== Directions ==
Records follow. Pull out every line that contains "Service".

== Dataset items ==
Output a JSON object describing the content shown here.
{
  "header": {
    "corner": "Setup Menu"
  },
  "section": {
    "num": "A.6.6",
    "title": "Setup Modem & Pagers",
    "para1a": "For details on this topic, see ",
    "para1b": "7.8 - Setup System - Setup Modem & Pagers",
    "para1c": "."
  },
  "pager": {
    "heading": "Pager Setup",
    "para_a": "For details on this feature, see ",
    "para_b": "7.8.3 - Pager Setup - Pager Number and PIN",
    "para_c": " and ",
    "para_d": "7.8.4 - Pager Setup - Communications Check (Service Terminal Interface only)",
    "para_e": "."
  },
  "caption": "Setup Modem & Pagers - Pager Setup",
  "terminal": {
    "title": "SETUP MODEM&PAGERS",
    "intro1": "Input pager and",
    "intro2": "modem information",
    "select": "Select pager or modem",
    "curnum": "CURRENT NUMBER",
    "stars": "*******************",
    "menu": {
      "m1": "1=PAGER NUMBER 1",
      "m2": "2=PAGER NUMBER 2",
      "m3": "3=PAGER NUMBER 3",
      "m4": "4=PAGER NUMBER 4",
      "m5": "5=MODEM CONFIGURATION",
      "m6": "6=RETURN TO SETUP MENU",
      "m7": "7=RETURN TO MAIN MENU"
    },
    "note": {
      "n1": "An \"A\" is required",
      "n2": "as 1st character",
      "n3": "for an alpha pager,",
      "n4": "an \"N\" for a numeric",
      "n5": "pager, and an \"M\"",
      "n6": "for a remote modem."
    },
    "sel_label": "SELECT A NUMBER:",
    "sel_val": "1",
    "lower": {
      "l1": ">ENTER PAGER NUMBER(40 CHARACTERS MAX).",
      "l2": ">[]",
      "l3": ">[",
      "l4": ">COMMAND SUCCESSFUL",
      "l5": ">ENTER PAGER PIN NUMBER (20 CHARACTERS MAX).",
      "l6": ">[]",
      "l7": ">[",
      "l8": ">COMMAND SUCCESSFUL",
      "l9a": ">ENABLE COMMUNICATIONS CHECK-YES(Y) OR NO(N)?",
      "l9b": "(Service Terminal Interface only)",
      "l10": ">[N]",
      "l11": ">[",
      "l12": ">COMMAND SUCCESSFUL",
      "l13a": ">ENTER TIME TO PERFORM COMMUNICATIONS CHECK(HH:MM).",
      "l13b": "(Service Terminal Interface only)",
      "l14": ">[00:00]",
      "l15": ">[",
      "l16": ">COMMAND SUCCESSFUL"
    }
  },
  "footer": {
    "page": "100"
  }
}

* * *

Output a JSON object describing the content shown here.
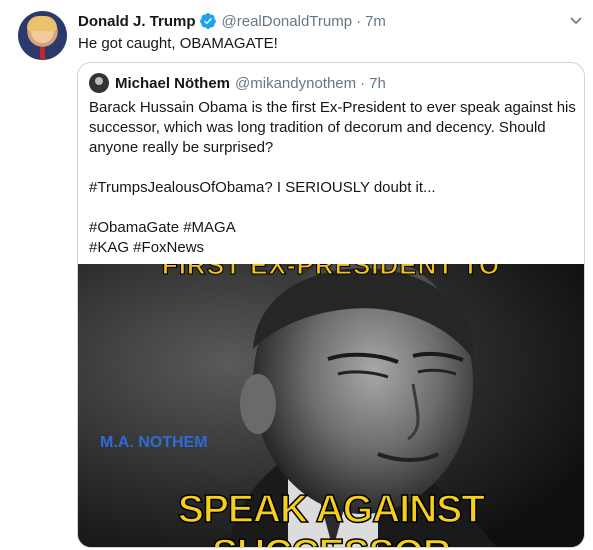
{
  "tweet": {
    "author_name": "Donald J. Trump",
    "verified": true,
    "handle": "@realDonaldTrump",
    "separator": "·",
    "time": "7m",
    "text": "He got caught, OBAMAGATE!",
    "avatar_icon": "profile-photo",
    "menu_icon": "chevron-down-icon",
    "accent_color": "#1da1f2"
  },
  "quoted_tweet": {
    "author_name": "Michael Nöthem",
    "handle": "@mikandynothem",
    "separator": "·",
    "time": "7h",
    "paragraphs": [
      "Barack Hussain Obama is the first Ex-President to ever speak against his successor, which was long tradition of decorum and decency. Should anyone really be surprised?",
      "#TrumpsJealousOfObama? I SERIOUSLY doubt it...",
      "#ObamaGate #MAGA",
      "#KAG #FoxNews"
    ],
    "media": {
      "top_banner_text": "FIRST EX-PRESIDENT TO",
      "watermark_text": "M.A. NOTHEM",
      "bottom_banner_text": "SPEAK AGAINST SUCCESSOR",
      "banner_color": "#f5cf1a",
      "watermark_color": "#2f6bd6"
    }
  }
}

== Exercise output ==
    "para_d": "7.8.4 - Pager Setup - Communications Check (Service Terminal Interface only)",
      "l9b": "(Service Terminal Interface only)",
      "l13b": "(Service Terminal Interface only)",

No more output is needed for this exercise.